*Exercise aim:* Exactly as written, quote every line that follows, skipping the images.
* Begin Stored data *
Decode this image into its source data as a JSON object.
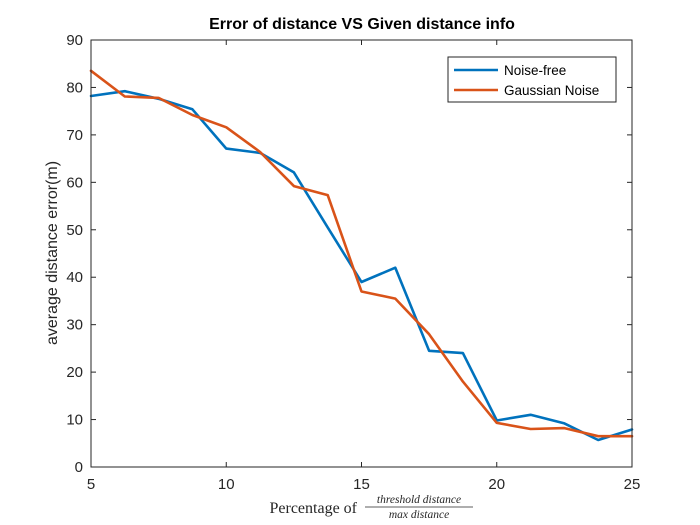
{
  "chart_data": {
    "type": "line",
    "title": "Error of distance VS Given distance info",
    "xlabel": {
      "prefix": "Percentage of",
      "numerator": "threshold distance",
      "denominator": "max distance"
    },
    "ylabel": "average distance error(m)",
    "xlim": [
      5,
      25
    ],
    "ylim": [
      0,
      90
    ],
    "xticks": [
      5,
      10,
      15,
      20,
      25
    ],
    "yticks": [
      0,
      10,
      20,
      30,
      40,
      50,
      60,
      70,
      80,
      90
    ],
    "grid": false,
    "legend_position": "top-right",
    "series": [
      {
        "name": "Noise-free",
        "color": "#0072BD",
        "x": [
          5,
          6.25,
          7.5,
          8.75,
          10,
          11.25,
          12.5,
          13.75,
          15,
          16.25,
          17.5,
          18.75,
          20,
          21.25,
          22.5,
          23.75,
          25
        ],
        "values": [
          78.2,
          79.2,
          77.6,
          75.4,
          67.1,
          66.2,
          62.1,
          50.5,
          39,
          42,
          24.5,
          24,
          9.8,
          11,
          9.2,
          5.7,
          7.9
        ]
      },
      {
        "name": "Gaussian Noise",
        "color": "#D95319",
        "x": [
          5,
          6.25,
          7.5,
          8.75,
          10,
          11.25,
          12.5,
          13.75,
          15,
          16.25,
          17.5,
          18.75,
          20,
          21.25,
          22.5,
          23.75,
          25
        ],
        "values": [
          83.5,
          78.1,
          77.8,
          74.2,
          71.6,
          66.4,
          59.2,
          57.3,
          37,
          35.5,
          28,
          18,
          9.3,
          8,
          8.2,
          6.5,
          6.5
        ]
      }
    ]
  }
}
* End Stored data *
*Result for this exercise:*
Decode this image into its source data as a JSON object.
{
  "chart_data": {
    "type": "line",
    "title": "Error of distance VS Given distance info",
    "xlabel": {
      "prefix": "Percentage of",
      "numerator": "threshold distance",
      "denominator": "max distance"
    },
    "ylabel": "average distance error(m)",
    "xlim": [
      5,
      25
    ],
    "ylim": [
      0,
      90
    ],
    "xticks": [
      5,
      10,
      15,
      20,
      25
    ],
    "yticks": [
      0,
      10,
      20,
      30,
      40,
      50,
      60,
      70,
      80,
      90
    ],
    "grid": false,
    "legend_position": "top-right",
    "series": [
      {
        "name": "Noise-free",
        "color": "#0072BD",
        "x": [
          5,
          6.25,
          7.5,
          8.75,
          10,
          11.25,
          12.5,
          13.75,
          15,
          16.25,
          17.5,
          18.75,
          20,
          21.25,
          22.5,
          23.75,
          25
        ],
        "values": [
          78.2,
          79.2,
          77.6,
          75.4,
          67.1,
          66.2,
          62.1,
          50.5,
          39,
          42,
          24.5,
          24,
          9.8,
          11,
          9.2,
          5.7,
          7.9
        ]
      },
      {
        "name": "Gaussian Noise",
        "color": "#D95319",
        "x": [
          5,
          6.25,
          7.5,
          8.75,
          10,
          11.25,
          12.5,
          13.75,
          15,
          16.25,
          17.5,
          18.75,
          20,
          21.25,
          22.5,
          23.75,
          25
        ],
        "values": [
          83.5,
          78.1,
          77.8,
          74.2,
          71.6,
          66.4,
          59.2,
          57.3,
          37,
          35.5,
          28,
          18,
          9.3,
          8,
          8.2,
          6.5,
          6.5
        ]
      }
    ]
  }
}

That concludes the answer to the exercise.